>> start DATA SHOWN

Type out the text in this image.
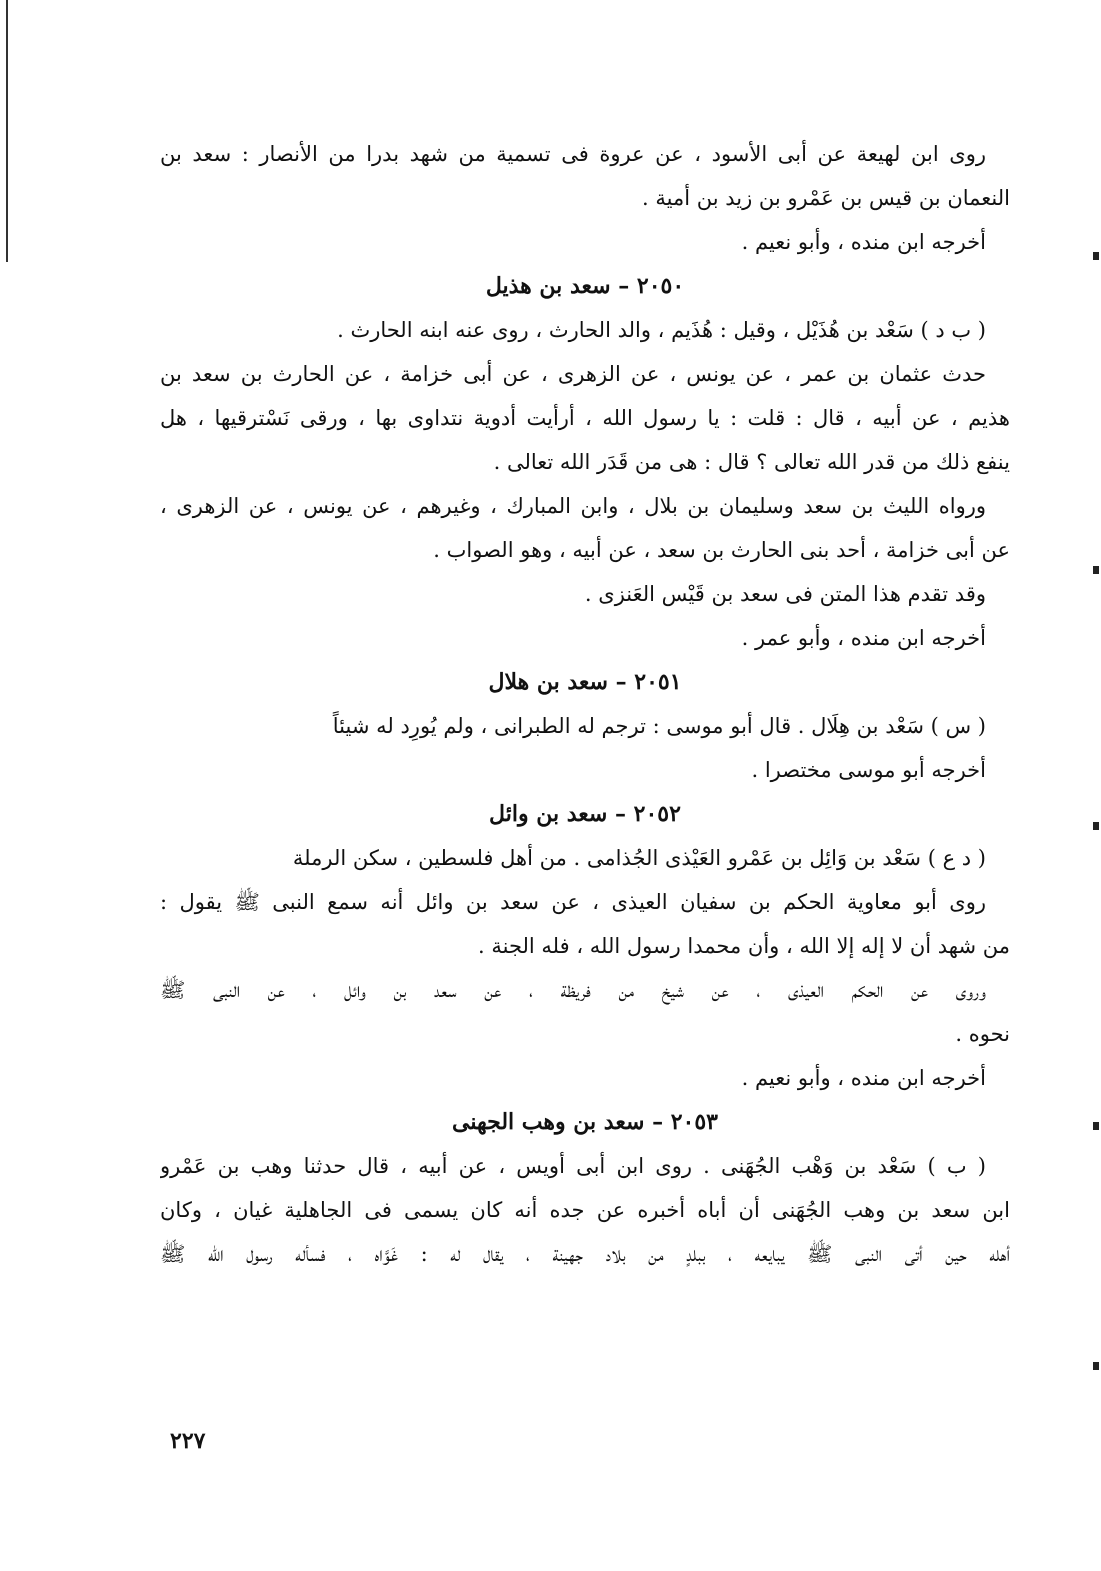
روى ابن لهيعة عن أبى الأسود ، عن عروة فى تسمية من شهد بدرا من الأنصار : سعد بن
النعمان بن قيس بن عَمْرو بن زيد بن أمية .
أخرجه ابن منده ، وأبو نعيم .
٢٠٥٠ – سعد بن هذيل
( ب د ) سَعْد بن هُذَيْل ، وقيل : هُذَيم ، والد الحارث ، روى عنه ابنه الحارث .
حدث عثمان بن عمر ، عن يونس ، عن الزهرى ، عن أبى خزامة ، عن الحارث بن سعد بن
هذيم ، عن أبيه ، قال : قلت : يا رسول الله ، أرأيت أدوية نتداوى بها ، ورقى نَسْترقيها ، هل
ينفع ذلك من قدر الله تعالى ؟ قال : هى من قَدَر الله تعالى .
ورواه الليث بن سعد وسليمان بن بلال ، وابن المبارك ، وغيرهم ، عن يونس ، عن الزهرى ،
عن أبى خزامة ، أحد بنى الحارث بن سعد ، عن أبيه ، وهو الصواب .
وقد تقدم هذا المتن فى سعد بن قَيْس العَنزى .
أخرجه ابن منده ، وأبو عمر .
٢٠٥١ – سعد بن هلال
( س ) سَعْد بن هِلَال . قال أبو موسى : ترجم له الطبرانى ، ولم يُورِد له شيئاً
أخرجه أبو موسى مختصرا .
٢٠٥٢ – سعد بن وائل
( د ع ) سَعْد بن وَائِل بن عَمْرو العَيْذى الجُذامى . من أهل فلسطين ، سكن الرملة
روى أبو معاوية الحكم بن سفيان العيذى ، عن سعد بن وائل أنه سمع النبى ﷺ يقول :
من شهد أن لا إله إلا الله ، وأن محمدا رسول الله ، فله الجنة .
وروى عن الحكم العيذى ، عن شيخ من فريظة ، عن سعد بن وائل ، عن النبى ﷺ
نحوه .
أخرجه ابن منده ، وأبو نعيم .
٢٠٥٣ – سعد بن وهب الجهنى
( ب ) سَعْد بن وَهْب الجُهَنى . روى ابن أبى أويس ، عن أبيه ، قال حدثنا وهب بن عَمْرو
ابن سعد بن وهب الجُهَنى أن أباه أخبره عن جده أنه كان يسمى فى الجاهلية غيان ، وكان
أهله حين أتى النبى ﷺ يبايعه ، ببلدٍ من بلاد جهينة ، يقال له : غَوَّاه ، فسأله رسول الله ﷺ
٢٢٧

>> end DATA SHOWN

» **AIM**:
Scan the records above for the string "النبى", then select every line that holds it.

» **TASK RESPONSE**:
روى أبو معاوية الحكم بن سفيان العيذى ، عن سعد بن وائل أنه سمع النبى ﷺ يقول :
وروى عن الحكم العيذى ، عن شيخ من فريظة ، عن سعد بن وائل ، عن النبى ﷺ
أهله حين أتى النبى ﷺ يبايعه ، ببلدٍ من بلاد جهينة ، يقال له : غَوَّاه ، فسأله رسول الله ﷺ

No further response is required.